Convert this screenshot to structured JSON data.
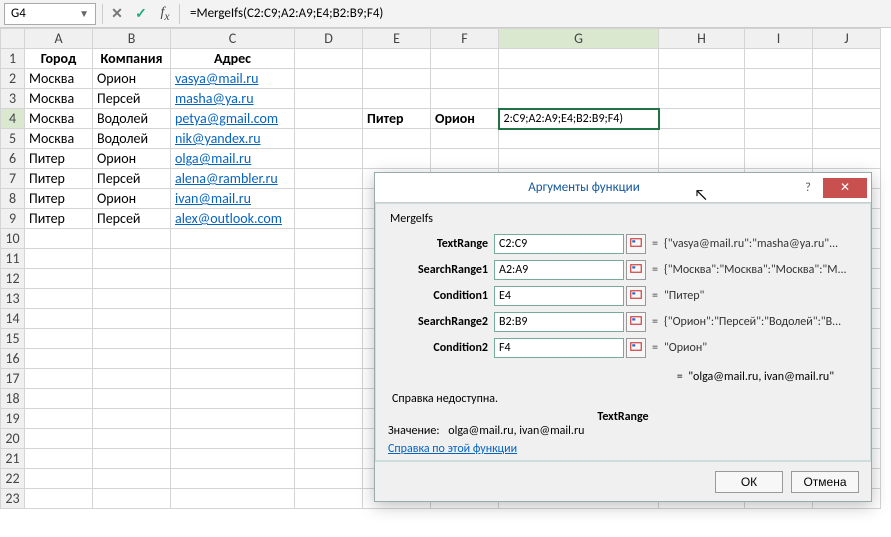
{
  "namebox": "G4",
  "formula": "=MergeIfs(C2:C9;A2:A9;E4;B2:B9;F4)",
  "columns": [
    "A",
    "B",
    "C",
    "D",
    "E",
    "F",
    "G",
    "H",
    "I",
    "J"
  ],
  "headers": {
    "A": "Город",
    "B": "Компания",
    "C": "Адрес"
  },
  "rows": [
    {
      "A": "Москва",
      "B": "Орион",
      "C": "vasya@mail.ru"
    },
    {
      "A": "Москва",
      "B": "Персей",
      "C": "masha@ya.ru"
    },
    {
      "A": "Москва",
      "B": "Водолей",
      "C": "petya@gmail.com",
      "E": "Питер",
      "F": "Орион",
      "G": "2:C9;A2:A9;E4;B2:B9;F4)"
    },
    {
      "A": "Москва",
      "B": "Водолей",
      "C": "nik@yandex.ru"
    },
    {
      "A": "Питер",
      "B": "Орион",
      "C": "olga@mail.ru"
    },
    {
      "A": "Питер",
      "B": "Персей",
      "C": "alena@rambler.ru"
    },
    {
      "A": "Питер",
      "B": "Орион",
      "C": "ivan@mail.ru"
    },
    {
      "A": "Питер",
      "B": "Персей",
      "C": "alex@outlook.com"
    }
  ],
  "dialog": {
    "title": "Аргументы функции",
    "fn": "MergeIfs",
    "args": [
      {
        "label": "TextRange",
        "value": "C2:C9",
        "eval": "{\"vasya@mail.ru\":\"masha@ya.ru\"..."
      },
      {
        "label": "SearchRange1",
        "value": "A2:A9",
        "eval": "{\"Москва\":\"Москва\":\"Москва\":\"М..."
      },
      {
        "label": "Condition1",
        "value": "E4",
        "eval": "\"Питер\""
      },
      {
        "label": "SearchRange2",
        "value": "B2:B9",
        "eval": "{\"Орион\":\"Персей\":\"Водолей\":\"В..."
      },
      {
        "label": "Condition2",
        "value": "F4",
        "eval": "\"Орион\""
      }
    ],
    "result_eval": "\"olga@mail.ru, ivan@mail.ru\"",
    "help_unavailable": "Справка недоступна.",
    "current_arg": "TextRange",
    "value_label": "Значение:",
    "value": "olga@mail.ru, ivan@mail.ru",
    "help_link": "Справка по этой функции",
    "ok": "ОК",
    "cancel": "Отмена"
  }
}
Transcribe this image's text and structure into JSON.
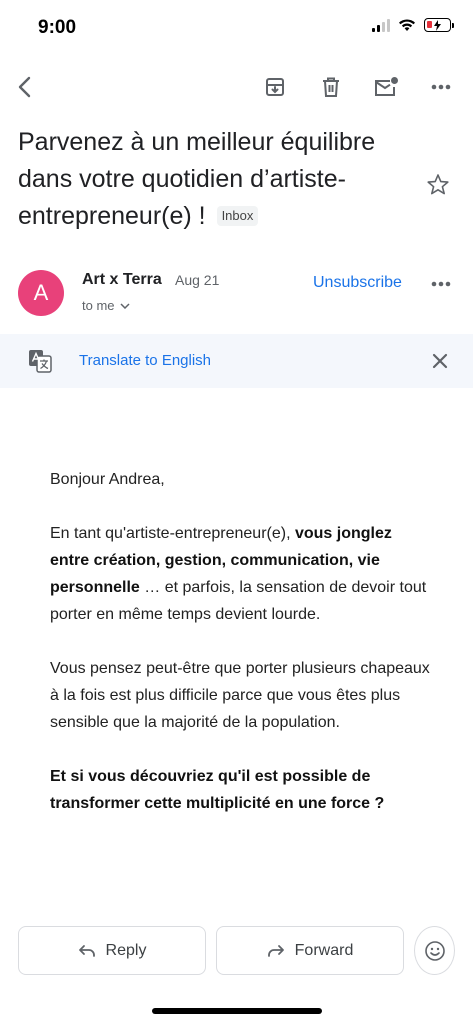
{
  "status_bar": {
    "time": "9:00"
  },
  "email": {
    "subject": "Parvenez à un meilleur équilibre dans votre quotidien d’artiste-entrepreneur(e) !",
    "label": "Inbox",
    "sender": {
      "initial": "A",
      "name": "Art x Terra",
      "date": "Aug 21",
      "recipient": "to me",
      "avatar_color": "#e8417a"
    },
    "unsubscribe_label": "Unsubscribe"
  },
  "translate_bar": {
    "label": "Translate to English"
  },
  "body": {
    "greeting": "Bonjour Andrea,",
    "p1_start": "En tant qu'artiste-entrepreneur(e), ",
    "p1_bold": "vous jonglez entre création, gestion, communication, vie personnelle",
    "p1_end": " … et parfois, la sensation de devoir tout porter en même temps devient lourde.",
    "p2": "Vous pensez peut-être que porter plusieurs chapeaux à la fois est plus difficile parce que vous êtes plus sensible que la majorité de la population.",
    "p3_bold": "Et si vous découvriez qu'il est possible de transformer cette multiplicité en une force ?"
  },
  "actions": {
    "reply_label": "Reply",
    "forward_label": "Forward"
  },
  "colors": {
    "accent": "#1a73e8",
    "translate_bg": "#f4f7fc",
    "battery_low": "#e5313b"
  },
  "icons": [
    "back-arrow-icon",
    "archive-icon",
    "trash-icon",
    "mark-unread-icon",
    "more-icon",
    "star-icon",
    "chevron-down-icon",
    "translate-icon",
    "close-icon",
    "reply-icon",
    "forward-icon",
    "emoji-icon"
  ]
}
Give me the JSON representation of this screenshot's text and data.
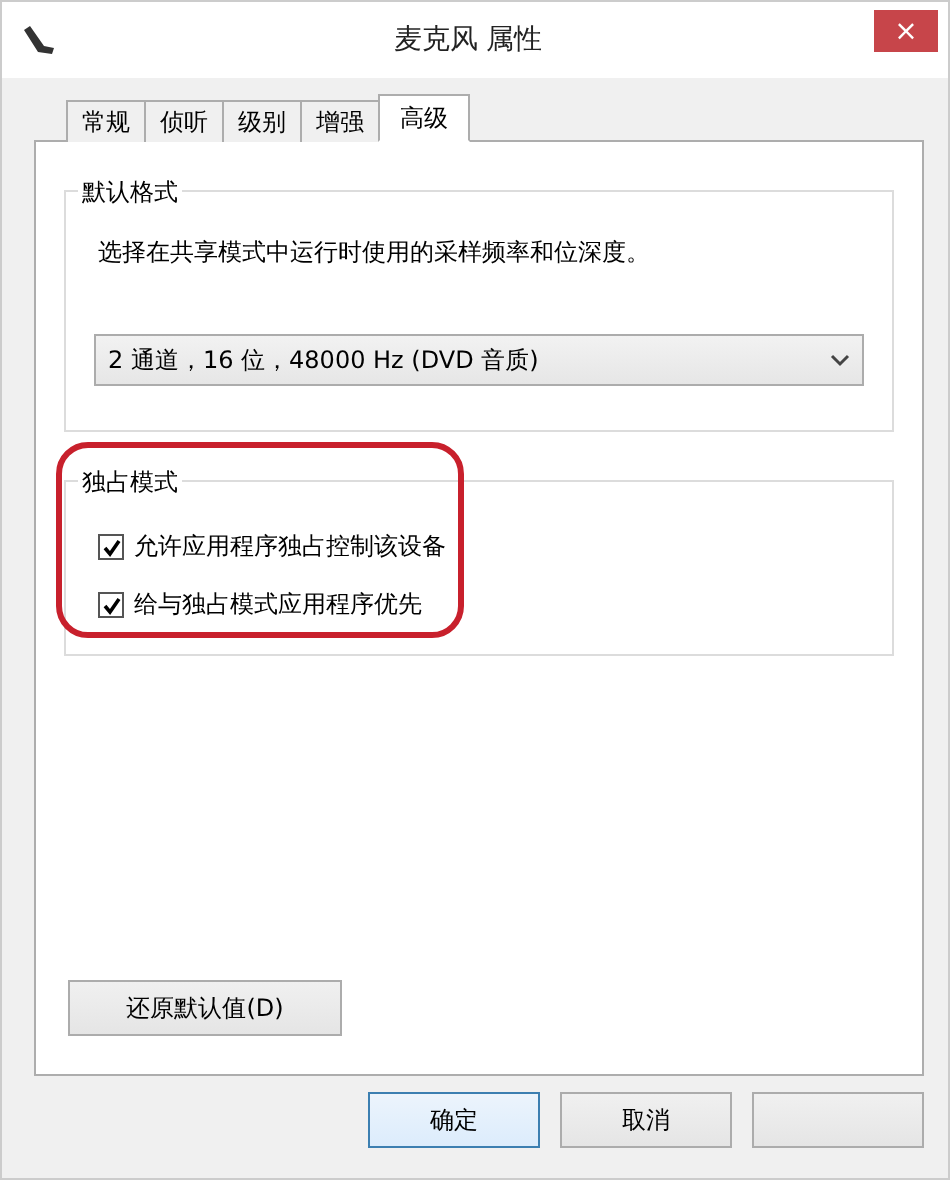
{
  "window": {
    "title": "麦克风 属性",
    "close": "×"
  },
  "tabs": [
    {
      "label": "常规",
      "selected": false
    },
    {
      "label": "侦听",
      "selected": false
    },
    {
      "label": "级别",
      "selected": false
    },
    {
      "label": "增强",
      "selected": false
    },
    {
      "label": "高级",
      "selected": true
    }
  ],
  "default_format": {
    "title": "默认格式",
    "description": "选择在共享模式中运行时使用的采样频率和位深度。",
    "dropdown": {
      "value": "2 通道，16 位，48000 Hz (DVD 音质)"
    }
  },
  "exclusive_mode": {
    "title": "独占模式",
    "options": [
      {
        "label": "允许应用程序独占控制该设备",
        "checked": true
      },
      {
        "label": "给与独占模式应用程序优先",
        "checked": true
      }
    ],
    "annotation": {
      "kind": "outline",
      "color": "#c8202c"
    }
  },
  "restore_button": "还原默认值(D)",
  "buttons": [
    {
      "kind": "labeled",
      "label": "确定",
      "default": true
    },
    {
      "kind": "labeled",
      "label": "取消",
      "default": false
    },
    {
      "kind": "blank"
    }
  ]
}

◇ ◇ ◇ ◇ ◇

Do this: Copy out each line of the data containing the string "TextRange".

Solution to this exercise:
        "label": "TextRange",
    "current_arg": "TextRange",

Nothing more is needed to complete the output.